_Stated exercise_
Transcribe the material exactly. Images do not belong in the copy.

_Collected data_

########

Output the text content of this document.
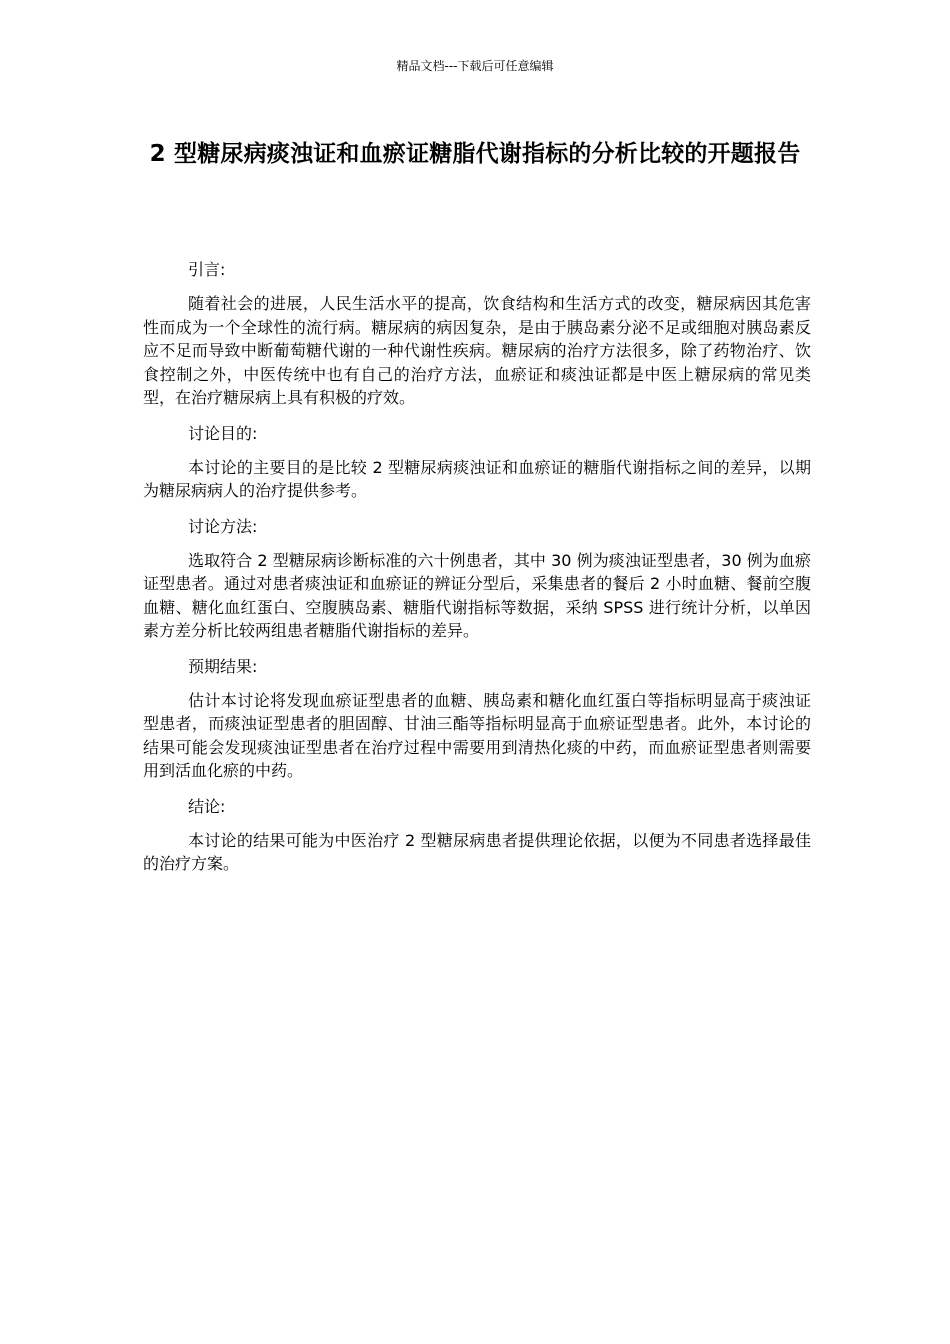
精品文档---下载后可任意编辑
2 型糖尿病痰浊证和血瘀证糖脂代谢指标的分析比较的开题报告

引言:

随着社会的进展，人民生活水平的提高，饮食结构和生活方式的改变，糖尿病因其危害性而成为一个全球性的流行病。糖尿病的病因复杂，是由于胰岛素分泌不足或细胞对胰岛素反应不足而导致中断葡萄糖代谢的一种代谢性疾病。糖尿病的治疗方法很多，除了药物治疗、饮食控制之外，中医传统中也有自己的治疗方法，血瘀证和痰浊证都是中医上糖尿病的常见类型，在治疗糖尿病上具有积极的疗效。

讨论目的:

本讨论的主要目的是比较 2 型糖尿病痰浊证和血瘀证的糖脂代谢指标之间的差异，以期为糖尿病病人的治疗提供参考。

讨论方法:

选取符合 2 型糖尿病诊断标准的六十例患者，其中 30 例为痰浊证型患者，30 例为血瘀证型患者。通过对患者痰浊证和血瘀证的辨证分型后，采集患者的餐后 2 小时血糖、餐前空腹血糖、糖化血红蛋白、空腹胰岛素、糖脂代谢指标等数据，采纳 SPSS 进行统计分析，以单因素方差分析比较两组患者糖脂代谢指标的差异。

预期结果:

估计本讨论将发现血瘀证型患者的血糖、胰岛素和糖化血红蛋白等指标明显高于痰浊证型患者，而痰浊证型患者的胆固醇、甘油三酯等指标明显高于血瘀证型患者。此外，本讨论的结果可能会发现痰浊证型患者在治疗过程中需要用到清热化痰的中药，而血瘀证型患者则需要用到活血化瘀的中药。

结论:

本讨论的结果可能为中医治疗 2 型糖尿病患者提供理论依据，以便为不同患者选择最佳的治疗方案。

########

_Solution for this task_
Output the text content of this document.
精品文档---下载后可任意编辑
2 型糖尿病痰浊证和血瘀证糖脂代谢指标的分析比较的开题报告

引言:

随着社会的进展，人民生活水平的提高，饮食结构和生活方式的改变，糖尿病因其危害性而成为一个全球性的流行病。糖尿病的病因复杂，是由于胰岛素分泌不足或细胞对胰岛素反应不足而导致中断葡萄糖代谢的一种代谢性疾病。糖尿病的治疗方法很多，除了药物治疗、饮食控制之外，中医传统中也有自己的治疗方法，血瘀证和痰浊证都是中医上糖尿病的常见类型，在治疗糖尿病上具有积极的疗效。

讨论目的:

本讨论的主要目的是比较 2 型糖尿病痰浊证和血瘀证的糖脂代谢指标之间的差异，以期为糖尿病病人的治疗提供参考。

讨论方法:

选取符合 2 型糖尿病诊断标准的六十例患者，其中 30 例为痰浊证型患者，30 例为血瘀证型患者。通过对患者痰浊证和血瘀证的辨证分型后，采集患者的餐后 2 小时血糖、餐前空腹血糖、糖化血红蛋白、空腹胰岛素、糖脂代谢指标等数据，采纳 SPSS 进行统计分析，以单因素方差分析比较两组患者糖脂代谢指标的差异。

预期结果:

估计本讨论将发现血瘀证型患者的血糖、胰岛素和糖化血红蛋白等指标明显高于痰浊证型患者，而痰浊证型患者的胆固醇、甘油三酯等指标明显高于血瘀证型患者。此外，本讨论的结果可能会发现痰浊证型患者在治疗过程中需要用到清热化痰的中药，而血瘀证型患者则需要用到活血化瘀的中药。

结论:

本讨论的结果可能为中医治疗 2 型糖尿病患者提供理论依据，以便为不同患者选择最佳的治疗方案。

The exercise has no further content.